> Set task:
Extract every line below that contains the string "card". Treat uppercase and lowercase as different.

> Exercise materials:

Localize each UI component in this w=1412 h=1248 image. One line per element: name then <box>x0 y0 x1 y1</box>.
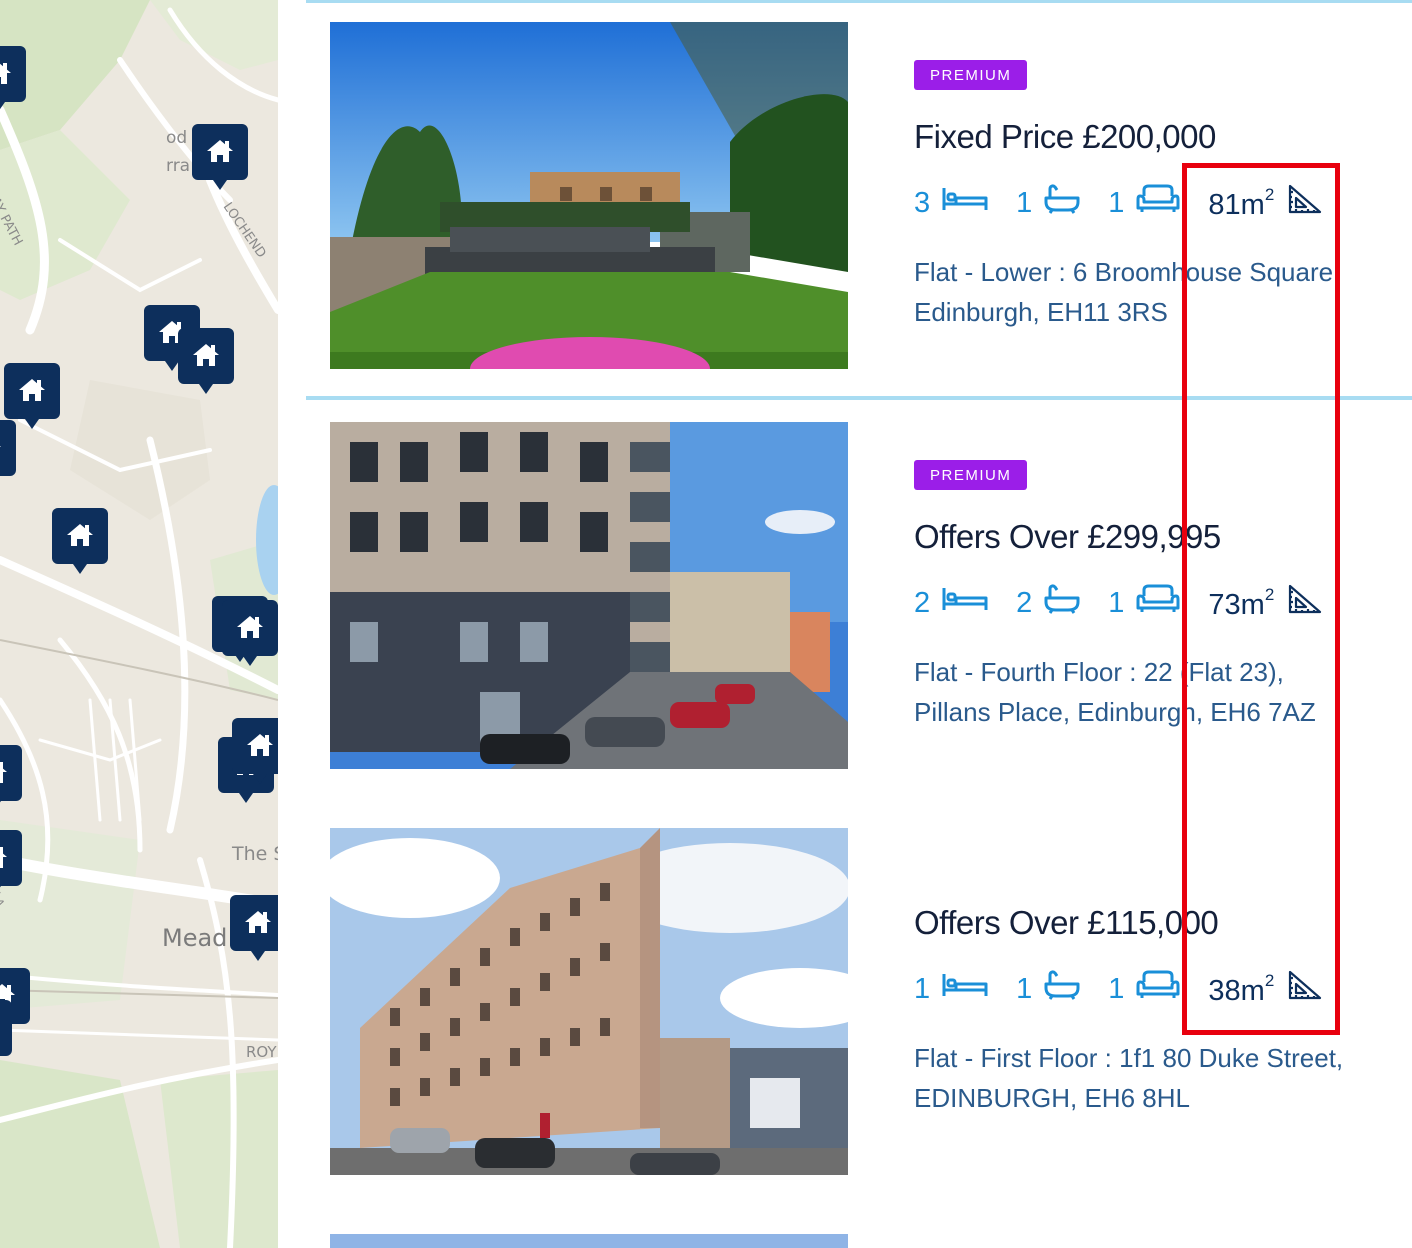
map-pin-house[interactable] <box>52 508 108 574</box>
map-pin-house[interactable] <box>230 895 278 961</box>
bath-icon <box>1044 184 1080 222</box>
baths-count: 2 <box>1016 586 1033 619</box>
premium-badge: PREMIUM <box>914 60 1028 90</box>
map-pin-house[interactable] <box>178 328 234 394</box>
receptions-count: 1 <box>1108 186 1125 219</box>
bed-icon <box>942 972 988 1006</box>
map-pin-house[interactable] <box>4 363 60 429</box>
map-panel[interactable]: RAILWAY PATH LOCHEND od rra The S Mead R… <box>0 0 278 1248</box>
house-icon <box>67 524 93 546</box>
listing-address[interactable]: Flat - Lower : 6 Broomhouse Square, Edin… <box>914 252 1344 332</box>
floor-area: 73m2 <box>1208 584 1275 621</box>
listing-price[interactable]: Fixed Price £200,000 <box>914 118 1216 156</box>
bed-icon <box>942 186 988 220</box>
map-pin-house[interactable] <box>0 830 22 896</box>
sofa-icon <box>1136 184 1180 222</box>
house-icon <box>237 616 263 638</box>
house-icon <box>207 140 233 162</box>
bath-icon <box>1044 970 1080 1008</box>
house-icon <box>193 344 219 366</box>
receptions-count: 1 <box>1108 972 1125 1005</box>
sofa-icon <box>1136 584 1180 622</box>
house-icon <box>0 847 7 868</box>
listing-price[interactable]: Offers Over £299,995 <box>914 518 1221 556</box>
sofa-icon <box>1136 970 1180 1008</box>
listing-address[interactable]: Flat - First Floor : 1f1 80 Duke Street,… <box>914 1038 1344 1118</box>
map-pin-house[interactable] <box>222 600 278 666</box>
map-pin-house[interactable] <box>0 1000 12 1056</box>
bed-icon <box>942 586 988 620</box>
listing-photo[interactable] <box>330 828 848 1175</box>
map-pin-house[interactable] <box>192 124 248 190</box>
beds-count: 2 <box>914 586 931 619</box>
set-square-icon <box>1288 584 1322 622</box>
listing-photo[interactable] <box>330 22 848 369</box>
listing-photo[interactable] <box>330 1234 848 1248</box>
house-icon <box>0 762 7 783</box>
listing-address[interactable]: Flat - Fourth Floor : 22 (Flat 23), Pill… <box>914 652 1344 732</box>
listing-separator <box>306 396 1412 400</box>
house-icon <box>245 911 271 933</box>
floor-area: 38m2 <box>1208 970 1275 1007</box>
listing-card[interactable]: PREMIUM Offers Over £299,995 2 2 1 73m2 … <box>306 422 1412 792</box>
receptions-count: 1 <box>1108 586 1125 619</box>
bath-icon <box>1044 584 1080 622</box>
listing-info: PREMIUM <box>914 460 1028 490</box>
listing-info: PREMIUM <box>914 60 1028 90</box>
beds-count: 1 <box>914 972 931 1005</box>
map-pin-house[interactable] <box>232 718 278 784</box>
baths-count: 1 <box>1016 186 1033 219</box>
floor-area: 81m2 <box>1208 184 1275 221</box>
house-icon <box>0 63 11 84</box>
map-pin-house[interactable] <box>0 745 22 811</box>
listing-photo[interactable] <box>330 422 848 769</box>
set-square-icon <box>1288 184 1322 222</box>
house-icon <box>0 446 1 447</box>
house-icon <box>19 379 45 401</box>
map-pin-house[interactable] <box>0 46 26 112</box>
listing-price[interactable]: Offers Over £115,000 <box>914 904 1219 942</box>
listing-stats: 2 2 1 73m2 <box>914 584 1322 622</box>
listing-card[interactable]: PREMIUM Fixed Price £200,000 3 1 1 81m2 … <box>306 22 1412 392</box>
listing-separator <box>306 0 1412 3</box>
listing-stats: 3 1 1 81m2 <box>914 184 1322 222</box>
listing-stats: 1 1 1 38m2 <box>914 970 1322 1008</box>
beds-count: 3 <box>914 186 931 219</box>
map-pin-house[interactable] <box>0 420 16 476</box>
listings-panel[interactable]: PREMIUM Fixed Price £200,000 3 1 1 81m2 … <box>278 0 1412 1248</box>
baths-count: 1 <box>1016 972 1033 1005</box>
house-icon <box>247 734 273 756</box>
listing-card[interactable]: Offers Over £115,000 1 1 1 38m2 Flat - F… <box>306 828 1412 1198</box>
premium-badge: PREMIUM <box>914 460 1028 490</box>
set-square-icon <box>1288 970 1322 1008</box>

> Solution for this task:
listing-card[interactable]: PREMIUM Offers Over £299,995 2 2 1 73m2 … <box>306 422 1412 792</box>
listing-card[interactable]: PREMIUM Fixed Price £200,000 3 1 1 81m2 … <box>306 22 1412 392</box>
listing-card[interactable]: Offers Over £115,000 1 1 1 38m2 Flat - F… <box>306 828 1412 1198</box>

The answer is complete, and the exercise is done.